### Problem to work on
Check every line of the entries for "Malo", and copy the lines that hold it.
### Provided data ###
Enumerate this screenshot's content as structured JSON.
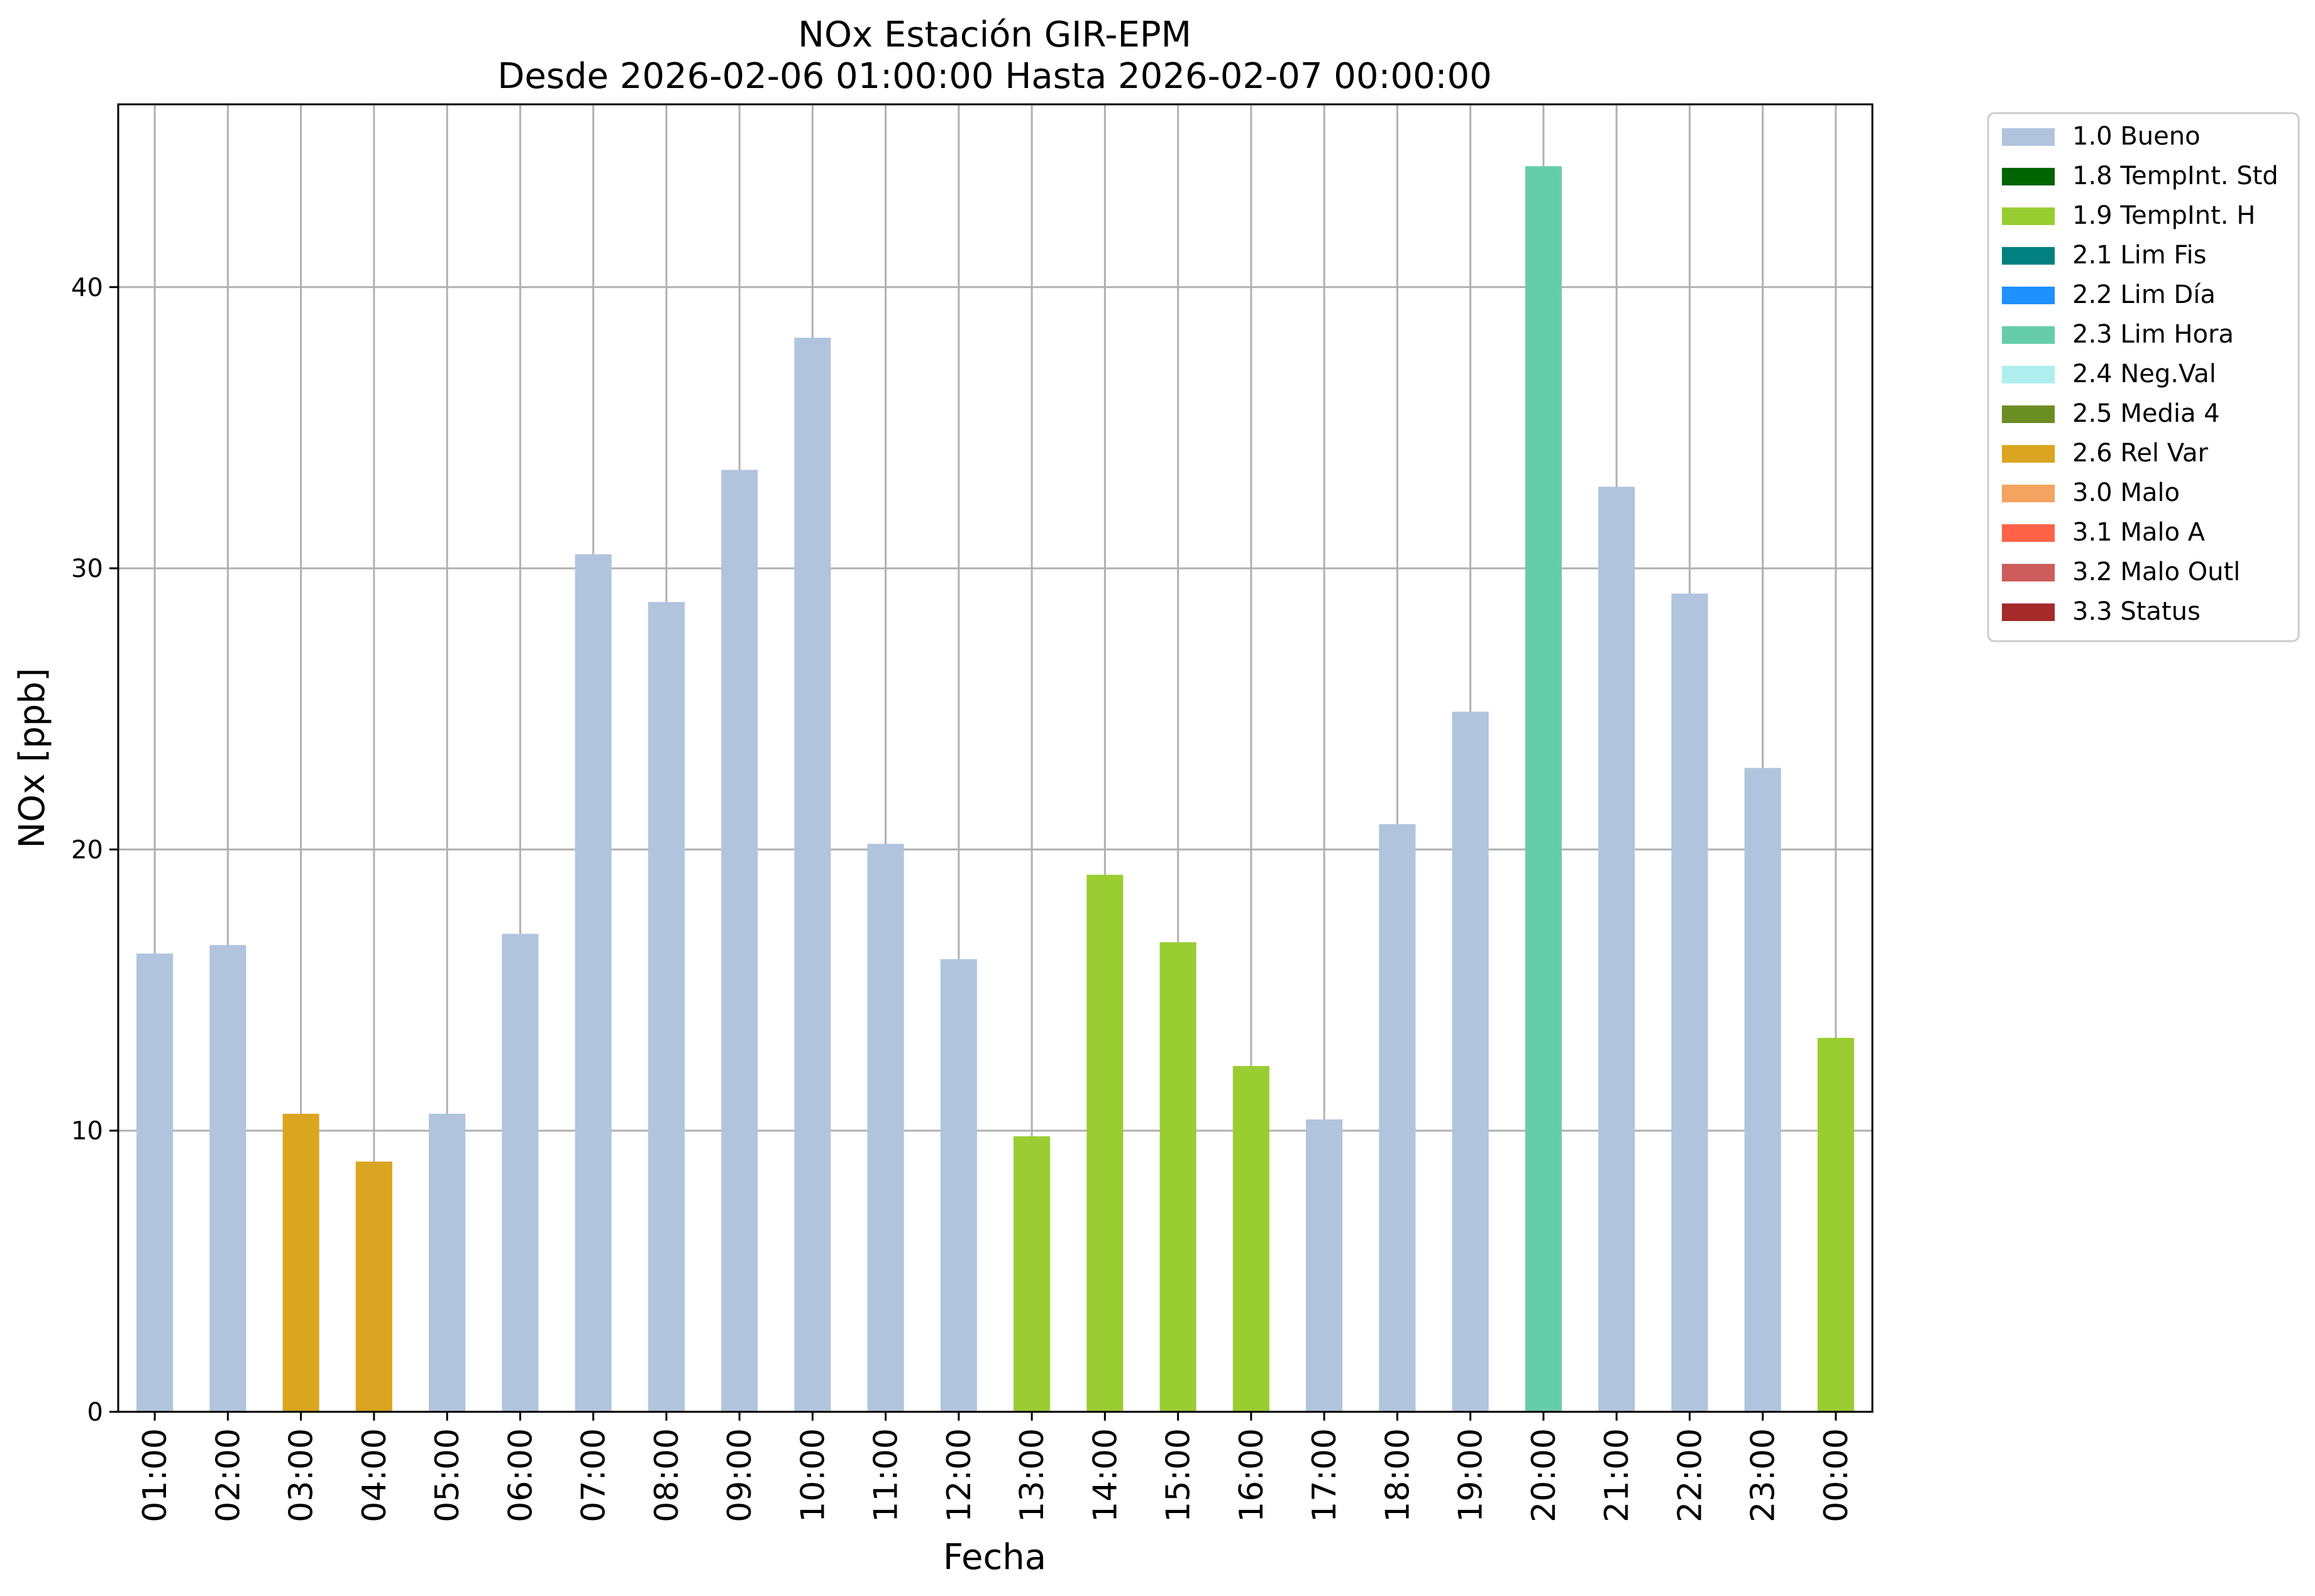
{
  "chart_data": {
    "type": "bar",
    "title": "NOx Estación GIR-EPM",
    "subtitle": "Desde 2026-02-06 01:00:00 Hasta 2026-02-07 00:00:00",
    "xlabel": "Fecha",
    "ylabel": "NOx [ppb]",
    "ylim": [
      0,
      46.5
    ],
    "yticks": [
      0,
      10,
      20,
      30,
      40
    ],
    "grid": true,
    "legend_position": "outside-right",
    "categories": [
      "01:00",
      "02:00",
      "03:00",
      "04:00",
      "05:00",
      "06:00",
      "07:00",
      "08:00",
      "09:00",
      "10:00",
      "11:00",
      "12:00",
      "13:00",
      "14:00",
      "15:00",
      "16:00",
      "17:00",
      "18:00",
      "19:00",
      "20:00",
      "21:00",
      "22:00",
      "23:00",
      "00:00"
    ],
    "values": [
      16.3,
      16.6,
      10.6,
      8.9,
      10.6,
      17.0,
      30.5,
      28.8,
      33.5,
      38.2,
      20.2,
      16.1,
      9.8,
      19.1,
      16.7,
      12.3,
      10.4,
      20.9,
      24.9,
      44.3,
      32.9,
      29.1,
      22.9,
      13.3
    ],
    "flags": [
      "1.0 Bueno",
      "1.0 Bueno",
      "2.6 Rel Var",
      "2.6 Rel Var",
      "1.0 Bueno",
      "1.0 Bueno",
      "1.0 Bueno",
      "1.0 Bueno",
      "1.0 Bueno",
      "1.0 Bueno",
      "1.0 Bueno",
      "1.0 Bueno",
      "1.9 TempInt. H",
      "1.9 TempInt. H",
      "1.9 TempInt. H",
      "1.9 TempInt. H",
      "1.0 Bueno",
      "1.0 Bueno",
      "1.0 Bueno",
      "2.3 Lim Hora",
      "1.0 Bueno",
      "1.0 Bueno",
      "1.0 Bueno",
      "1.9 TempInt. H"
    ],
    "legend": [
      {
        "label": "1.0 Bueno",
        "color": "#b0c4de"
      },
      {
        "label": "1.8 TempInt. Std",
        "color": "#006400"
      },
      {
        "label": "1.9 TempInt. H",
        "color": "#9acd32"
      },
      {
        "label": "2.1 Lim Fis",
        "color": "#008080"
      },
      {
        "label": "2.2 Lim Día",
        "color": "#1e90ff"
      },
      {
        "label": "2.3 Lim Hora",
        "color": "#66cdaa"
      },
      {
        "label": "2.4 Neg.Val",
        "color": "#afeeee"
      },
      {
        "label": "2.5 Media 4",
        "color": "#6b8e23"
      },
      {
        "label": "2.6 Rel Var",
        "color": "#daa520"
      },
      {
        "label": "3.0 Malo",
        "color": "#f4a460"
      },
      {
        "label": "3.1 Malo A",
        "color": "#ff6347"
      },
      {
        "label": "3.2 Malo Outl",
        "color": "#cd5c5c"
      },
      {
        "label": "3.3 Status",
        "color": "#a52a2a"
      }
    ]
  }
}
###
### Exercise answer
        "label": "3.0 Malo",
        "label": "3.1 Malo A",
        "label": "3.2 Malo Outl",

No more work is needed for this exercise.